↓↓↓
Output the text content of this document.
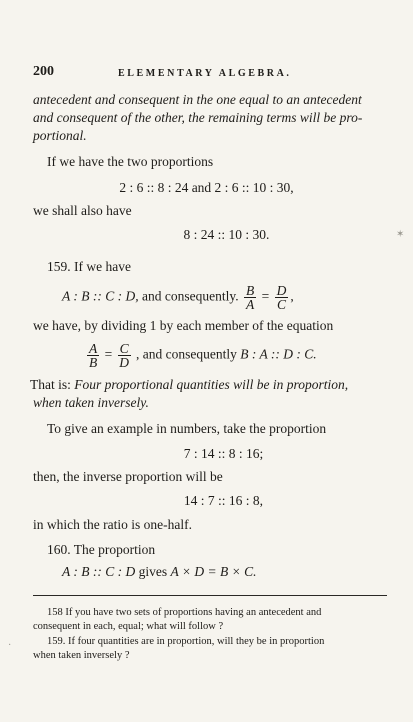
200	ELEMENTARY ALGEBRA.
antecedent and consequent in the one equal to an antecedent
and consequent of the other, the remaining terms will be pro-
portional.
If we have the two proportions
2 : 6 :: 8 : 24 and 2 : 6 :: 10 : 30,
we shall also have
8 : 24 :: 10 : 30.
159. If we have
A : B :: C : D, and consequently. $\frac{B}{A} = \frac{D}{C}$ ,
we have, by dividing 1 by each member of the equation
$\frac{A}{B} = \frac{C}{D}$ , and consequently B : A :: D : C.
That is: Four proportional quantities will be in proportion,
when taken inversely.
To give an example in numbers, take the proportion
7 : 14 :: 8 : 16;
then, the inverse proportion will be
14 : 7 :: 16 : 8,
in which the ratio is one-half.
160. The proportion
A : B :: C : D gives A × D = B × C.
158 If you have two sets of proportions having an antecedent and
consequent in each, equal; what will follow ?
159. If four quantities are in proportion, will they be in proportion
when taken inversely ?
✶
·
↑↑↑
JOB: Repeat each line of the records above exactly, but do not copy the pictures.

REPLY:
Output the text content of this document.
200	ELEMENTARY ALGEBRA.
antecedent and consequent in the one equal to an antecedent
and consequent of the other, the remaining terms will be pro-
portional.
If we have the two proportions
2 : 6 :: 8 : 24 and 2 : 6 :: 10 : 30,
we shall also have
8 : 24 :: 10 : 30.
159. If we have
A : B :: C : D, and consequently. $\frac{B}{A} = \frac{D}{C}$ ,
we have, by dividing 1 by each member of the equation
$\frac{A}{B} = \frac{C}{D}$ , and consequently B : A :: D : C.
That is: Four proportional quantities will be in proportion,
when taken inversely.
To give an example in numbers, take the proportion
7 : 14 :: 8 : 16;
then, the inverse proportion will be
14 : 7 :: 16 : 8,
in which the ratio is one-half.
160. The proportion
A : B :: C : D gives A × D = B × C.
158 If you have two sets of proportions having an antecedent and
consequent in each, equal; what will follow ?
159. If four quantities are in proportion, will they be in proportion
when taken inversely ?
✶
·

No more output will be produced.